◆ **EXERCISE**:
Work through the data below line by line and say how many lines hold "Predicted"; give only the number.

◆ **INFORMATION GIVEN**:
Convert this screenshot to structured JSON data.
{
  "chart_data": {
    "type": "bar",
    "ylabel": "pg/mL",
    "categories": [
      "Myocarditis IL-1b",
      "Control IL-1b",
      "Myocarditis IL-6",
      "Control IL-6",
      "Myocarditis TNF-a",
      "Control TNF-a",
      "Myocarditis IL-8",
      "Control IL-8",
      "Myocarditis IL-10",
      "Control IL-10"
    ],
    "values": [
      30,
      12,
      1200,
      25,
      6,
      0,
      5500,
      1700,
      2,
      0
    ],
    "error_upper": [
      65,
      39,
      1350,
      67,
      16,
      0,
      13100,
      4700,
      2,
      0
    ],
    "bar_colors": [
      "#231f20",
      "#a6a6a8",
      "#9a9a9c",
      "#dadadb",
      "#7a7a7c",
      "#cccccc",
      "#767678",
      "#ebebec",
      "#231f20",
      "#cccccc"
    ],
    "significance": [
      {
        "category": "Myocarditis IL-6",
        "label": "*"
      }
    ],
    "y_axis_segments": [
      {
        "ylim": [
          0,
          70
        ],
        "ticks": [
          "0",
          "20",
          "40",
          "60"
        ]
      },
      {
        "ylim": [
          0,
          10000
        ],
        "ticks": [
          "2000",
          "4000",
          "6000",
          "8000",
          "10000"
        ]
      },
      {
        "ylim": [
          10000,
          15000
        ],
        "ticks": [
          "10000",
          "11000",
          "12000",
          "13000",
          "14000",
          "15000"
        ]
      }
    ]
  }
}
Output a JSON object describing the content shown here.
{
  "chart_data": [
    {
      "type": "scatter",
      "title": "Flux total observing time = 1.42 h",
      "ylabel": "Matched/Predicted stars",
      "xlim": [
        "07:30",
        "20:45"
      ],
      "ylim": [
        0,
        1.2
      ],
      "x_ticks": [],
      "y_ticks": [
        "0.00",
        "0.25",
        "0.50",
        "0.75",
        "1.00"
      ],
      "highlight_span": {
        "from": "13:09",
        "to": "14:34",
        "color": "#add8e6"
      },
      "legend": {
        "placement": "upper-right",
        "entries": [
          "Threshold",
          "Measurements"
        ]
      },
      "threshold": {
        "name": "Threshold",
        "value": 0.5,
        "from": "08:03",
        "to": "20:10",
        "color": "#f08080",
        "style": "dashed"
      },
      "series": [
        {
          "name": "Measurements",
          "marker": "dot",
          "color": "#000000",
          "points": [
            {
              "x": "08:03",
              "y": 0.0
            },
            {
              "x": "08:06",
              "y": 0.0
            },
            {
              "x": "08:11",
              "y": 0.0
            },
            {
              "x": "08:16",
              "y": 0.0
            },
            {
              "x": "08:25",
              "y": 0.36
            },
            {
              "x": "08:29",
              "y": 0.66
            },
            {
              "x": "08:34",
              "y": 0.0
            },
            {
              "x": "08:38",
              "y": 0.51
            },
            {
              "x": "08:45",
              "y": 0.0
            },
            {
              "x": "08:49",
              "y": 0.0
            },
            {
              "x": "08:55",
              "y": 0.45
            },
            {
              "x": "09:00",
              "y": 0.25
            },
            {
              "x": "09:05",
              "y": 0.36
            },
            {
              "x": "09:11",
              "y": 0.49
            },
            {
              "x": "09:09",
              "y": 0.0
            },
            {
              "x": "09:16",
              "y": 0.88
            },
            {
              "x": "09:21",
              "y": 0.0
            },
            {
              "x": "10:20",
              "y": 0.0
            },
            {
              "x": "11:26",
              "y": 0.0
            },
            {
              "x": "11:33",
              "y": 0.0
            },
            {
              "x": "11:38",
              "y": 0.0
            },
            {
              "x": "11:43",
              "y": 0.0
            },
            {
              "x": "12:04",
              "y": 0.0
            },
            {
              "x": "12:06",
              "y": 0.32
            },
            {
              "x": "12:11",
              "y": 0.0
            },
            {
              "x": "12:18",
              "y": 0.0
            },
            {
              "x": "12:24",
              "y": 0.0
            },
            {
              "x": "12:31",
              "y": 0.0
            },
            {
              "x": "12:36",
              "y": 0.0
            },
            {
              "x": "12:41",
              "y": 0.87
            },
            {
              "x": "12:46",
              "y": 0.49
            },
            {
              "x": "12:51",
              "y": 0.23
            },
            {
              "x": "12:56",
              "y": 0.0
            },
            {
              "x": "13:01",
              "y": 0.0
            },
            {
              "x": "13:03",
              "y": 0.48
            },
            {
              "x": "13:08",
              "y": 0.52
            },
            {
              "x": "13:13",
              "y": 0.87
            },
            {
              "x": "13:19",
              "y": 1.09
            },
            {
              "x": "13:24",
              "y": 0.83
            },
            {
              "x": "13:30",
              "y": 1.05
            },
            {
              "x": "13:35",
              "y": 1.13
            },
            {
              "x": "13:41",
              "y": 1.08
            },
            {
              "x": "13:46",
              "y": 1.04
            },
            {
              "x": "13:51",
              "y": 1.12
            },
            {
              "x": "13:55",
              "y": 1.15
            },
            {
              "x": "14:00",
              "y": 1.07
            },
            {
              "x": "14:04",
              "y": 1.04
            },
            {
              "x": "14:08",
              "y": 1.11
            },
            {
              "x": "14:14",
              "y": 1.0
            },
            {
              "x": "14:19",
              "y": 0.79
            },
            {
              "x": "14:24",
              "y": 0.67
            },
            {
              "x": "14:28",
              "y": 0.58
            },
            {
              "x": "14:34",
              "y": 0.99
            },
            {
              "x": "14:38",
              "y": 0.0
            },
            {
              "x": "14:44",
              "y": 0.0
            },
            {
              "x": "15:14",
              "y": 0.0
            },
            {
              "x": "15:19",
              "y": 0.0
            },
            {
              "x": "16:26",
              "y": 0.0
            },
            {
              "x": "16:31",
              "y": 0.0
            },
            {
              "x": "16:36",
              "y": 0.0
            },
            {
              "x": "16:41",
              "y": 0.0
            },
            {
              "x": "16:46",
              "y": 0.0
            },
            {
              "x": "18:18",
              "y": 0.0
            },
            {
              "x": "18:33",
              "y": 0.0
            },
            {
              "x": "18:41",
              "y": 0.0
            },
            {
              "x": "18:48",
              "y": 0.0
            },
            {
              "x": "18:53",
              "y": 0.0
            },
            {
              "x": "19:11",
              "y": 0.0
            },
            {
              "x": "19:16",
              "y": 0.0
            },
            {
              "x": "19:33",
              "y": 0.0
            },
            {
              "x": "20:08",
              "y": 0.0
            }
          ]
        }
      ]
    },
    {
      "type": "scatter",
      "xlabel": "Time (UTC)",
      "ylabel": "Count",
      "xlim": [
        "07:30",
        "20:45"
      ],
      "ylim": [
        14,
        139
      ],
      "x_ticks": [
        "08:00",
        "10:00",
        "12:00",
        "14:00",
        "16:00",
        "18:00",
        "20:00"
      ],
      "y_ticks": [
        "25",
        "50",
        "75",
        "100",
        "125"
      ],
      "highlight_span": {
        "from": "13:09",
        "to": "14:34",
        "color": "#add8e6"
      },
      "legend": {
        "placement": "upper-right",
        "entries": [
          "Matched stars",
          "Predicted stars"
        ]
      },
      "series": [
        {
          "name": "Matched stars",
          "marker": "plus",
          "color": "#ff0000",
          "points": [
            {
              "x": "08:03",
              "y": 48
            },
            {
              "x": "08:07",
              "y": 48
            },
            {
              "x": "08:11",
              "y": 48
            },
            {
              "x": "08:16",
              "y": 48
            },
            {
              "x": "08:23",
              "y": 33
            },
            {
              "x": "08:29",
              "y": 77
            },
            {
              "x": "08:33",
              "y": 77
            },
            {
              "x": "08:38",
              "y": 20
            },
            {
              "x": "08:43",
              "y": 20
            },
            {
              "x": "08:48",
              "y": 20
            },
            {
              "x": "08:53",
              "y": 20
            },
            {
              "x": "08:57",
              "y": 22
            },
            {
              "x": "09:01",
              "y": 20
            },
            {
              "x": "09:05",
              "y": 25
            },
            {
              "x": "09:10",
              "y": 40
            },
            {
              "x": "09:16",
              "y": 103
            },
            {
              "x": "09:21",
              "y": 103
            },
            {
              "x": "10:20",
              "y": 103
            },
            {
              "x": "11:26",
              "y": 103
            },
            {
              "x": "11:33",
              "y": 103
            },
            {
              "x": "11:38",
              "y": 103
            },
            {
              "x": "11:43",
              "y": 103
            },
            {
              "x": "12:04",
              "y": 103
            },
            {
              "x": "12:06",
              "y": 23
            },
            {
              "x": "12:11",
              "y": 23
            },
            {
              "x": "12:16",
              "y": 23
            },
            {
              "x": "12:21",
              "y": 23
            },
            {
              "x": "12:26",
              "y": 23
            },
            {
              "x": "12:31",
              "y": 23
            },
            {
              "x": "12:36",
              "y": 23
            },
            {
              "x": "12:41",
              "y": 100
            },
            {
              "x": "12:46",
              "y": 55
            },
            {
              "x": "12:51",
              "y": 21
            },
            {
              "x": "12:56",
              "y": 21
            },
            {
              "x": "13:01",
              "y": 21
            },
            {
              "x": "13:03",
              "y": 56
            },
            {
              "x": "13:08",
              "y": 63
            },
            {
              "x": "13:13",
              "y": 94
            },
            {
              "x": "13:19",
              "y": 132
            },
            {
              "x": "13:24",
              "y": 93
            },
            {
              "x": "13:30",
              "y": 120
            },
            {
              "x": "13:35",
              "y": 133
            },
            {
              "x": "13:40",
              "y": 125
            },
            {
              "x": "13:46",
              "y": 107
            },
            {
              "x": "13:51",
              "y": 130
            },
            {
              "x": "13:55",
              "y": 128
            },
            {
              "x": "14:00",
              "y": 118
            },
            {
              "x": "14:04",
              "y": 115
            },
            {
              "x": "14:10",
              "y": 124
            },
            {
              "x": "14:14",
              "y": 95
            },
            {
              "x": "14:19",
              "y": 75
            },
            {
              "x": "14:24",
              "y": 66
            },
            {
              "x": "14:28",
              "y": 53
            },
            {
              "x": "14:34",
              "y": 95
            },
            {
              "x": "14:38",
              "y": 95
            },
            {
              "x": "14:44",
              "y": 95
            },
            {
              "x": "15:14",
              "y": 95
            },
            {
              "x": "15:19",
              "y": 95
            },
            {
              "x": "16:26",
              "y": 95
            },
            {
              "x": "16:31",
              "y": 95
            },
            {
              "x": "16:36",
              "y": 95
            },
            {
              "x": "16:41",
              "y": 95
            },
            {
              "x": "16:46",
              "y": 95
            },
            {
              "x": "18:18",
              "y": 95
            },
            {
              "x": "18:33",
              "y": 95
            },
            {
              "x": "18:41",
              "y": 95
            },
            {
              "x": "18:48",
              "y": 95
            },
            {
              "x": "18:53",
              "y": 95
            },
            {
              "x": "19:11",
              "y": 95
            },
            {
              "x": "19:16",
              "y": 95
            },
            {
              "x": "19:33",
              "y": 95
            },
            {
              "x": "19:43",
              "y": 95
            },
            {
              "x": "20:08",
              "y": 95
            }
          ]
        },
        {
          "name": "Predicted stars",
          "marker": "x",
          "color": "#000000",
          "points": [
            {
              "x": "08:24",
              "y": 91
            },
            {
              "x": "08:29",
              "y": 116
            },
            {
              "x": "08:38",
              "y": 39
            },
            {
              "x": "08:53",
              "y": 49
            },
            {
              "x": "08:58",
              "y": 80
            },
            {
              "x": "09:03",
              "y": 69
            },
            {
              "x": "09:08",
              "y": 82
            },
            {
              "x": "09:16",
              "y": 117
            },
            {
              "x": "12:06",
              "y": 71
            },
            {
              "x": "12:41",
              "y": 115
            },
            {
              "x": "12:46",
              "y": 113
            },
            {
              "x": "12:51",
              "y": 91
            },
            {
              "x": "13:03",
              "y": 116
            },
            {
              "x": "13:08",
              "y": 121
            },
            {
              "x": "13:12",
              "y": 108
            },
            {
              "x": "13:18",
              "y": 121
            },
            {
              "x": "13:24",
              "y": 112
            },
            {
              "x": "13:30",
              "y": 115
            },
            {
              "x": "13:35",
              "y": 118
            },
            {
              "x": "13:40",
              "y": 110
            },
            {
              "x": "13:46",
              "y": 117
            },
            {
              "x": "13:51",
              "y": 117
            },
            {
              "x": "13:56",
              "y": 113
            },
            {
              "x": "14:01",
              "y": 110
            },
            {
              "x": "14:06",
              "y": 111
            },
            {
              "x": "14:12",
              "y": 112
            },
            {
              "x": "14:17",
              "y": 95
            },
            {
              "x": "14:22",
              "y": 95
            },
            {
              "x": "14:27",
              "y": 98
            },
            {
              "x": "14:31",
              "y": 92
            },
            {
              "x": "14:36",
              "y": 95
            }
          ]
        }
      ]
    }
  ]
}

◆ **TASK RESULT**:
3